#### [WHAT IS BEING ASKED]
Please copy the lines below word for word, leaving out the picture.

#### [RECORDS FOR THE EXERCISE]

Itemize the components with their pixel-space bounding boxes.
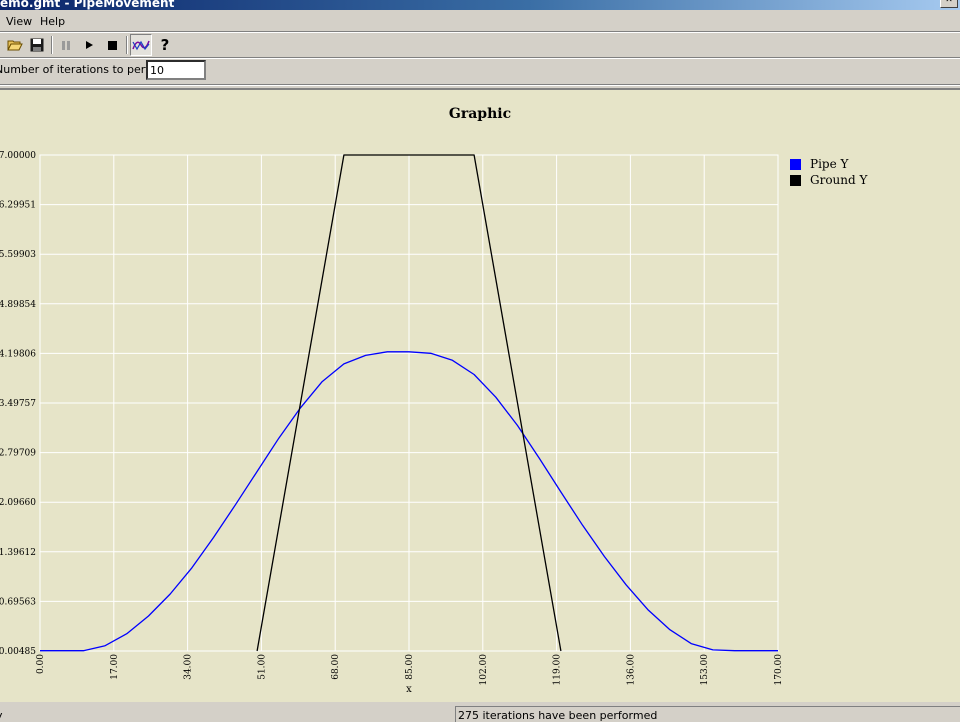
window-title: emo.gmt - PipeMovement <box>0 0 175 10</box>
iterations-input[interactable] <box>146 60 206 80</box>
open-icon <box>7 40 23 51</box>
save-icon <box>30 38 44 52</box>
menu-help[interactable]: Help <box>40 15 65 28</box>
save-button[interactable] <box>26 34 48 56</box>
menu-bar: View Help <box>0 12 960 31</box>
stop-icon <box>108 41 117 50</box>
svg-text:?: ? <box>161 37 170 53</box>
x-tick-label: 102.00 <box>479 654 489 686</box>
y-tick-label: 7.00000 <box>0 151 36 161</box>
menu-view[interactable]: View <box>6 15 32 28</box>
status-left-text: y <box>0 709 3 722</box>
x-tick-label: 85.00 <box>405 654 415 680</box>
y-tick-label: -0.00485 <box>0 647 36 657</box>
y-tick-label: 5.59903 <box>0 250 36 260</box>
help-icon: ? <box>161 37 170 53</box>
x-tick-label: 136.00 <box>626 654 636 686</box>
x-tick-label: 51.00 <box>257 654 267 680</box>
x-tick-label: 170.00 <box>774 654 784 686</box>
x-tick-label: 17.00 <box>110 654 120 680</box>
play-icon <box>86 41 93 49</box>
x-tick-label: 153.00 <box>700 654 710 686</box>
pause-icon <box>62 41 70 50</box>
stop-button[interactable] <box>101 34 123 56</box>
x-tick-label: 68.00 <box>331 654 341 680</box>
legend-label-ground-y: Ground Y <box>810 173 868 187</box>
close-button[interactable]: ✕ <box>940 0 958 8</box>
play-button[interactable] <box>78 34 100 56</box>
chart-button[interactable] <box>130 34 152 56</box>
y-tick-label: 0.69563 <box>0 597 36 607</box>
toolbar: ? <box>0 33 960 57</box>
y-tick-label: 6.29951 <box>0 201 36 211</box>
x-tick-label: 0.00 <box>36 654 46 674</box>
y-tick-label: 2.79709 <box>0 449 36 459</box>
y-tick-label: 2.09660 <box>0 498 36 508</box>
help-button[interactable]: ? <box>154 34 176 56</box>
input-bar-separator <box>0 84 960 86</box>
open-button[interactable] <box>4 34 26 56</box>
toolbar-separator <box>51 36 53 54</box>
toolbar-separator <box>126 36 128 54</box>
pause-button[interactable] <box>55 34 77 56</box>
y-tick-label: 4.89854 <box>0 300 36 310</box>
legend-swatch-pipe-y <box>790 159 801 170</box>
chart-icon <box>132 40 150 51</box>
chart-panel: -0.00485 0.69563 1.39612 2.09660 2.79709 3.49… <box>0 88 960 702</box>
chart-title: Graphic <box>449 106 511 122</box>
x-tick-label: 119.00 <box>553 654 563 686</box>
toolbar-bottom-separator <box>0 57 960 59</box>
x-tick-label: 34.00 <box>184 654 194 680</box>
x-axis-label: x <box>406 684 412 695</box>
y-tick-label: 3.49757 <box>0 399 36 409</box>
y-tick-label: 4.19806 <box>0 349 36 359</box>
legend-swatch-ground-y <box>790 175 801 186</box>
y-tick-label: 1.39612 <box>0 548 36 558</box>
title-bar: emo.gmt - PipeMovement ✕ <box>0 0 960 10</box>
legend-label-pipe-y: Pipe Y <box>810 157 849 171</box>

#### [REPLY TO THE EXERCISE]
Itemize the components with their pixel-space bounding boxes.
window-title: emo.gmt - PipeMovement <box>0 0 175 10</box>
iterations-input[interactable] <box>146 60 206 80</box>
open-icon <box>7 40 23 51</box>
save-icon <box>30 38 44 52</box>
menu-help[interactable]: Help <box>40 15 65 28</box>
save-button[interactable] <box>26 34 48 56</box>
menu-bar: View Help <box>0 12 960 31</box>
stop-icon <box>108 41 117 50</box>
svg-text:?: ? <box>161 37 170 53</box>
x-tick-label: 102.00 <box>479 654 489 686</box>
y-tick-label: 7.00000 <box>0 151 36 161</box>
menu-view[interactable]: View <box>6 15 32 28</box>
status-left-text: y <box>0 709 3 722</box>
x-tick-label: 85.00 <box>405 654 415 680</box>
y-tick-label: -0.00485 <box>0 647 36 657</box>
y-tick-label: 5.59903 <box>0 250 36 260</box>
help-icon: ? <box>161 37 170 53</box>
x-tick-label: 136.00 <box>626 654 636 686</box>
x-tick-label: 51.00 <box>257 654 267 680</box>
x-tick-label: 170.00 <box>774 654 784 686</box>
x-tick-label: 17.00 <box>110 654 120 680</box>
play-icon <box>86 41 93 49</box>
x-tick-label: 153.00 <box>700 654 710 686</box>
pause-icon <box>62 41 70 50</box>
stop-button[interactable] <box>101 34 123 56</box>
x-tick-label: 68.00 <box>331 654 341 680</box>
legend-label-ground-y: Ground Y <box>810 173 868 187</box>
close-button[interactable]: ✕ <box>940 0 958 8</box>
play-button[interactable] <box>78 34 100 56</box>
chart-button[interactable] <box>130 34 152 56</box>
y-tick-label: 0.69563 <box>0 597 36 607</box>
toolbar: ? <box>0 33 960 57</box>
y-tick-label: 6.29951 <box>0 201 36 211</box>
x-tick-label: 0.00 <box>36 654 46 674</box>
y-tick-label: 2.79709 <box>0 449 36 459</box>
y-tick-label: 2.09660 <box>0 498 36 508</box>
help-button[interactable]: ? <box>154 34 176 56</box>
input-bar-separator <box>0 84 960 86</box>
open-button[interactable] <box>4 34 26 56</box>
toolbar-separator <box>51 36 53 54</box>
toolbar-separator <box>126 36 128 54</box>
pause-button[interactable] <box>55 34 77 56</box>
y-tick-label: 4.89854 <box>0 300 36 310</box>
legend-swatch-pipe-y <box>790 159 801 170</box>
chart-icon <box>132 40 150 51</box>
chart-panel: -0.00485 0.69563 1.39612 2.09660 2.79709 3.49… <box>0 88 960 702</box>
chart-title: Graphic <box>449 106 511 122</box>
x-tick-label: 119.00 <box>553 654 563 686</box>
toolbar-bottom-separator <box>0 57 960 59</box>
x-tick-label: 34.00 <box>184 654 194 680</box>
x-axis-label: x <box>406 684 412 695</box>
y-tick-label: 3.49757 <box>0 399 36 409</box>
y-tick-label: 4.19806 <box>0 349 36 359</box>
legend-swatch-ground-y <box>790 175 801 186</box>
y-tick-label: 1.39612 <box>0 548 36 558</box>
title-bar: emo.gmt - PipeMovement ✕ <box>0 0 960 10</box>
legend-label-pipe-y: Pipe Y <box>810 157 849 171</box>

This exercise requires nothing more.